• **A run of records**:
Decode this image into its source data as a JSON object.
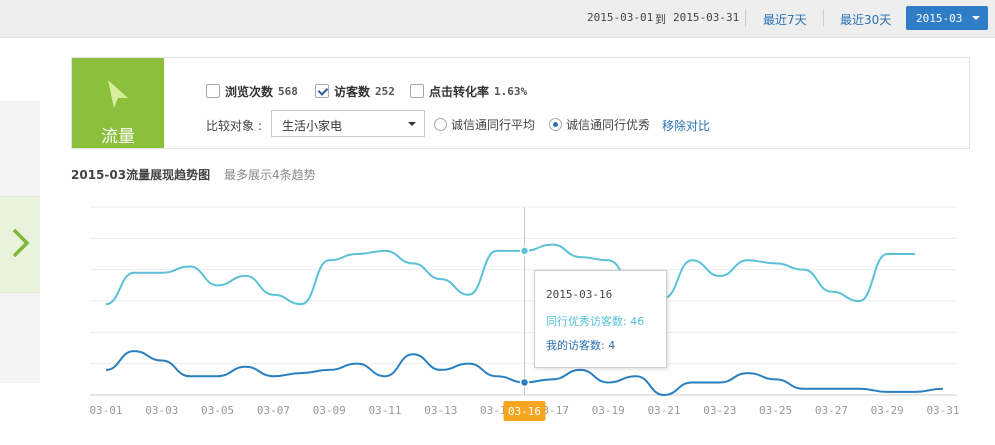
{
  "date_range": {
    "start": "2015-03-01",
    "connector": "到",
    "end": "2015-03-31"
  },
  "quick_ranges": [
    "最近7天",
    "最近30天"
  ],
  "month_selector": {
    "label": "2015-03"
  },
  "metric_panel": {
    "title": "流量",
    "metrics": [
      {
        "label": "浏览次数",
        "value": "568",
        "checked": false
      },
      {
        "label": "访客数",
        "value": "252",
        "checked": true
      },
      {
        "label": "点击转化率",
        "value": "1.63%",
        "checked": false
      }
    ],
    "compare_label": "比较对象 :",
    "compare_select": {
      "value": "生活小家电"
    },
    "compare_options": [
      {
        "label": "诚信通同行平均",
        "selected": false
      },
      {
        "label": "诚信通同行优秀",
        "selected": true
      }
    ],
    "remove_compare": "移除对比"
  },
  "chart": {
    "title": "2015-03流量展现趋势图",
    "subtitle": "最多展示4条趋势",
    "highlight_tick": "03-16"
  },
  "tooltip": {
    "date": "2015-03-16",
    "rows": [
      {
        "label": "同行优秀访客数:",
        "value": "46"
      },
      {
        "label": "我的访客数:",
        "value": "4"
      }
    ]
  },
  "colors": {
    "peer_series": "#5bc1d6",
    "my_series": "#2a7fc0",
    "highlight": "#f7a520",
    "brand_green": "#8cc03c",
    "link": "#2a72b5"
  },
  "chart_data": {
    "type": "line",
    "x": [
      "03-01",
      "03-02",
      "03-03",
      "03-04",
      "03-05",
      "03-06",
      "03-07",
      "03-08",
      "03-09",
      "03-10",
      "03-11",
      "03-12",
      "03-13",
      "03-14",
      "03-15",
      "03-16",
      "03-17",
      "03-18",
      "03-19",
      "03-20",
      "03-21",
      "03-22",
      "03-23",
      "03-24",
      "03-25",
      "03-26",
      "03-27",
      "03-28",
      "03-29",
      "03-30",
      "03-31"
    ],
    "x_tick_labels": [
      "03-01",
      "03-03",
      "03-05",
      "03-07",
      "03-09",
      "03-11",
      "03-13",
      "03-15",
      "03-17",
      "03-19",
      "03-21",
      "03-23",
      "03-25",
      "03-27",
      "03-29",
      "03-31"
    ],
    "series": [
      {
        "key": "peer",
        "values": [
          29,
          39,
          39,
          41,
          35,
          38,
          32,
          29,
          43,
          45,
          46,
          42,
          37,
          32,
          46,
          46,
          48,
          44,
          43,
          34,
          31,
          43,
          38,
          43,
          42,
          40,
          33,
          30,
          45,
          45
        ]
      },
      {
        "key": "mine",
        "values": [
          8,
          14,
          11,
          6,
          6,
          9,
          6,
          7,
          8,
          10,
          6,
          13,
          8,
          10,
          6,
          4,
          5,
          8,
          4,
          6,
          0,
          4,
          4,
          7,
          5,
          2,
          2,
          2,
          1,
          1,
          2
        ]
      }
    ],
    "ylim": [
      0,
      60
    ],
    "grid": true,
    "highlight_index": 15
  }
}
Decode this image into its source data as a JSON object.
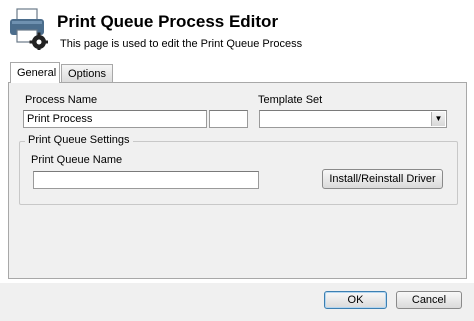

• **TASK TO COMPLETE**:
What is needed is an exact reproduction of the data, pictures excluded.

• **FINISHED ANSWER**:
Decode this image into its source data as a JSON object.
{
  "date_range": {
    "start": "2015-03-01",
    "connector": "到",
    "end": "2015-03-31"
  },
  "quick_ranges": [
    "最近7天",
    "最近30天"
  ],
  "month_selector": {
    "label": "2015-03"
  },
  "metric_panel": {
    "title": "流量",
    "metrics": [
      {
        "label": "浏览次数",
        "value": "568",
        "checked": false
      },
      {
        "label": "访客数",
        "value": "252",
        "checked": true
      },
      {
        "label": "点击转化率",
        "value": "1.63%",
        "checked": false
      }
    ],
    "compare_label": "比较对象 :",
    "compare_select": {
      "value": "生活小家电"
    },
    "compare_options": [
      {
        "label": "诚信通同行平均",
        "selected": false
      },
      {
        "label": "诚信通同行优秀",
        "selected": true
      }
    ],
    "remove_compare": "移除对比"
  },
  "chart": {
    "title": "2015-03流量展现趋势图",
    "subtitle": "最多展示4条趋势",
    "highlight_tick": "03-16"
  },
  "tooltip": {
    "date": "2015-03-16",
    "rows": [
      {
        "label": "同行优秀访客数:",
        "value": "46"
      },
      {
        "label": "我的访客数:",
        "value": "4"
      }
    ]
  },
  "colors": {
    "peer_series": "#5bc1d6",
    "my_series": "#2a7fc0",
    "highlight": "#f7a520",
    "brand_green": "#8cc03c",
    "link": "#2a72b5"
  },
  "chart_data": {
    "type": "line",
    "x": [
      "03-01",
      "03-02",
      "03-03",
      "03-04",
      "03-05",
      "03-06",
      "03-07",
      "03-08",
      "03-09",
      "03-10",
      "03-11",
      "03-12",
      "03-13",
      "03-14",
      "03-15",
      "03-16",
      "03-17",
      "03-18",
      "03-19",
      "03-20",
      "03-21",
      "03-22",
      "03-23",
      "03-24",
      "03-25",
      "03-26",
      "03-27",
      "03-28",
      "03-29",
      "03-30",
      "03-31"
    ],
    "x_tick_labels": [
      "03-01",
      "03-03",
      "03-05",
      "03-07",
      "03-09",
      "03-11",
      "03-13",
      "03-15",
      "03-17",
      "03-19",
      "03-21",
      "03-23",
      "03-25",
      "03-27",
      "03-29",
      "03-31"
    ],
    "series": [
      {
        "key": "peer",
        "values": [
          29,
          39,
          39,
          41,
          35,
          38,
          32,
          29,
          43,
          45,
          46,
          42,
          37,
          32,
          46,
          46,
          48,
          44,
          43,
          34,
          31,
          43,
          38,
          43,
          42,
          40,
          33,
          30,
          45,
          45
        ]
      },
      {
        "key": "mine",
        "values": [
          8,
          14,
          11,
          6,
          6,
          9,
          6,
          7,
          8,
          10,
          6,
          13,
          8,
          10,
          6,
          4,
          5,
          8,
          4,
          6,
          0,
          4,
          4,
          7,
          5,
          2,
          2,
          2,
          1,
          1,
          2
        ]
      }
    ],
    "ylim": [
      0,
      60
    ],
    "grid": true,
    "highlight_index": 15
  }
}
Decode this image into its source data as a JSON object.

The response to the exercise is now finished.